(Dataset records)
== == ==
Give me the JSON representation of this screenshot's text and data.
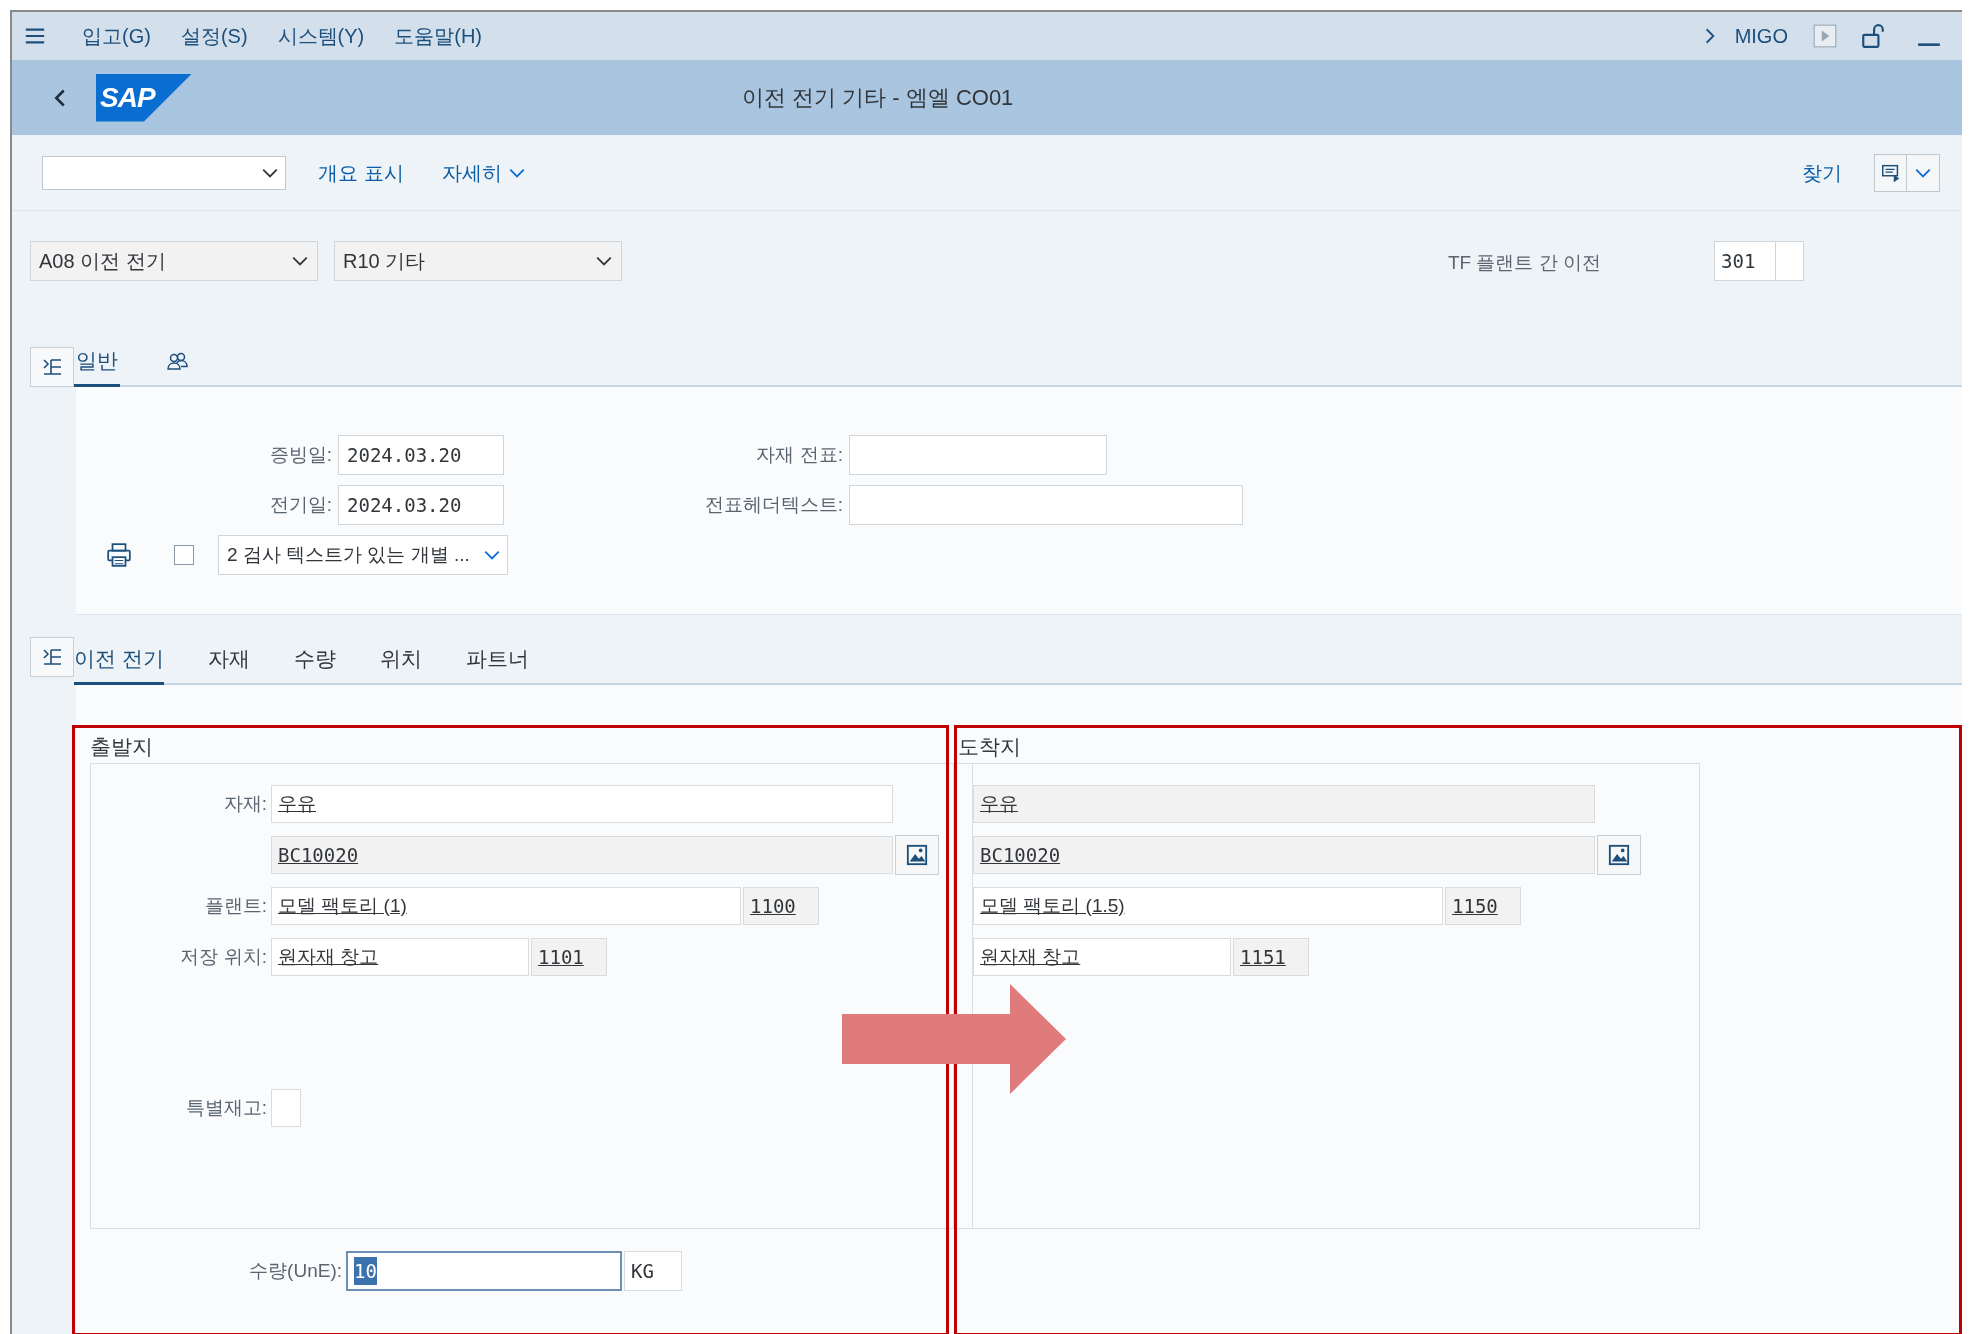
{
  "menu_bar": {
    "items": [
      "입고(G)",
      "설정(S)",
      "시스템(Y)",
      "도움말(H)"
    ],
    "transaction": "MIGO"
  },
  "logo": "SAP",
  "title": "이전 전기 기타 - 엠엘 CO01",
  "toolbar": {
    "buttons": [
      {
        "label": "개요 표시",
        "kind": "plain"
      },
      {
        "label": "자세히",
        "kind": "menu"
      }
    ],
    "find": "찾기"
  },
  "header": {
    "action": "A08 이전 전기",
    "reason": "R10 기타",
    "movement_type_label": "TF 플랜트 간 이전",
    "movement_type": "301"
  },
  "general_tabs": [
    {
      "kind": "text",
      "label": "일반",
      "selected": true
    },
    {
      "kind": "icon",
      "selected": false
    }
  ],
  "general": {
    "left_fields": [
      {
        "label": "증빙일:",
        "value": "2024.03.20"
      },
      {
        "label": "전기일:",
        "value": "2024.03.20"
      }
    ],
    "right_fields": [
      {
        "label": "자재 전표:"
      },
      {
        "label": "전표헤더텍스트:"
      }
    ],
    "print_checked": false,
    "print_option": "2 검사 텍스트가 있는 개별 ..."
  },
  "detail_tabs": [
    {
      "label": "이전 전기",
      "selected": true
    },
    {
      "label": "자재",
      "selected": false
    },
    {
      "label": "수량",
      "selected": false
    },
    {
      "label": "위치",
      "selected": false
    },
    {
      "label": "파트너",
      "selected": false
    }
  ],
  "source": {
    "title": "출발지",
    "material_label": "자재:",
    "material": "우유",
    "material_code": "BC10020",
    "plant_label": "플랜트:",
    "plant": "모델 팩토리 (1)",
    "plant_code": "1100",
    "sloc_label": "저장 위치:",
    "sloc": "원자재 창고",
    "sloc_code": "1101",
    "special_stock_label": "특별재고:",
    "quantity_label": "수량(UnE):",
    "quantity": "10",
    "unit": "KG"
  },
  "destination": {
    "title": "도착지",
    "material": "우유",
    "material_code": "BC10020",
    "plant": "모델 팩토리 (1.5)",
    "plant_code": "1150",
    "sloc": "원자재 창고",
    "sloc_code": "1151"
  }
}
== == ==
Give every record back exactly as it reads, with no images.

→ **Expected answer**
Give me the JSON representation of this screenshot's text and data.
{
  "menu_bar": {
    "items": [
      "입고(G)",
      "설정(S)",
      "시스템(Y)",
      "도움말(H)"
    ],
    "transaction": "MIGO"
  },
  "logo": "SAP",
  "title": "이전 전기 기타 - 엠엘 CO01",
  "toolbar": {
    "buttons": [
      {
        "label": "개요 표시",
        "kind": "plain"
      },
      {
        "label": "자세히",
        "kind": "menu"
      }
    ],
    "find": "찾기"
  },
  "header": {
    "action": "A08 이전 전기",
    "reason": "R10 기타",
    "movement_type_label": "TF 플랜트 간 이전",
    "movement_type": "301"
  },
  "general_tabs": [
    {
      "kind": "text",
      "label": "일반",
      "selected": true
    },
    {
      "kind": "icon",
      "selected": false
    }
  ],
  "general": {
    "left_fields": [
      {
        "label": "증빙일:",
        "value": "2024.03.20"
      },
      {
        "label": "전기일:",
        "value": "2024.03.20"
      }
    ],
    "right_fields": [
      {
        "label": "자재 전표:"
      },
      {
        "label": "전표헤더텍스트:"
      }
    ],
    "print_checked": false,
    "print_option": "2 검사 텍스트가 있는 개별 ..."
  },
  "detail_tabs": [
    {
      "label": "이전 전기",
      "selected": true
    },
    {
      "label": "자재",
      "selected": false
    },
    {
      "label": "수량",
      "selected": false
    },
    {
      "label": "위치",
      "selected": false
    },
    {
      "label": "파트너",
      "selected": false
    }
  ],
  "source": {
    "title": "출발지",
    "material_label": "자재:",
    "material": "우유",
    "material_code": "BC10020",
    "plant_label": "플랜트:",
    "plant": "모델 팩토리 (1)",
    "plant_code": "1100",
    "sloc_label": "저장 위치:",
    "sloc": "원자재 창고",
    "sloc_code": "1101",
    "special_stock_label": "특별재고:",
    "quantity_label": "수량(UnE):",
    "quantity": "10",
    "unit": "KG"
  },
  "destination": {
    "title": "도착지",
    "material": "우유",
    "material_code": "BC10020",
    "plant": "모델 팩토리 (1.5)",
    "plant_code": "1150",
    "sloc": "원자재 창고",
    "sloc_code": "1151"
  }
}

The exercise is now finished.